§ **Task to carry out**
Collect all lines from the listing that include the string "UNIDAD".

Extracted records
==========
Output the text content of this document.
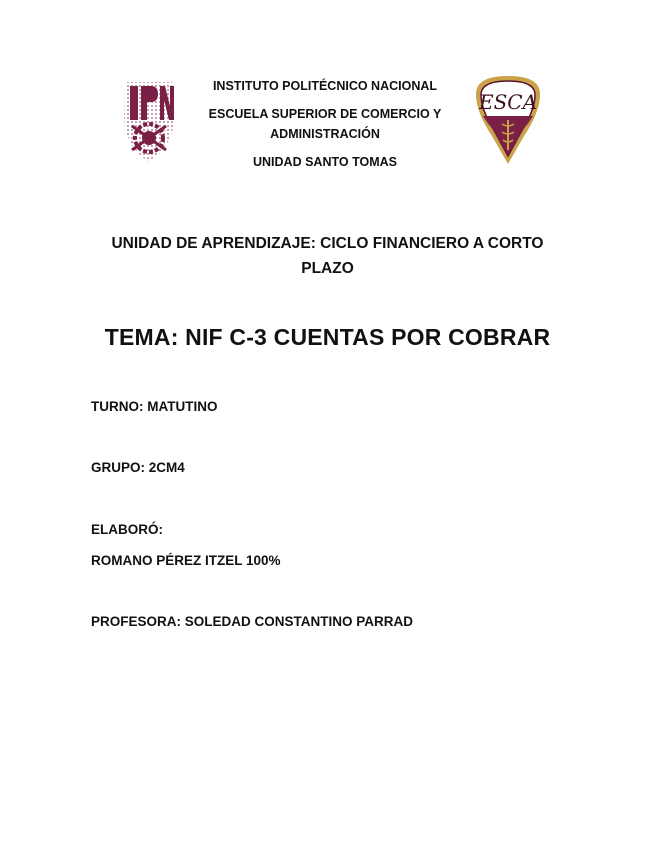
ESCA
INSTITUTO POLITÉCNICO NACIONAL
ESCUELA SUPERIOR DE COMERCIO Y ADMINISTRACIÓN
UNIDAD SANTO TOMAS
UNIDAD DE APRENDIZAJE: CICLO FINANCIERO A CORTO PLAZO
TEMA: NIF C-3 CUENTAS POR COBRAR
TURNO: MATUTINO
GRUPO: 2CM4
ELABORÓ:
ROMANO PÉREZ ITZEL 100%
PROFESORA: SOLEDAD CONSTANTINO PARRAD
==========
§ **Answer to this problem**
UNIDAD SANTO TOMAS
UNIDAD DE APRENDIZAJE: CICLO FINANCIERO A CORTO PLAZO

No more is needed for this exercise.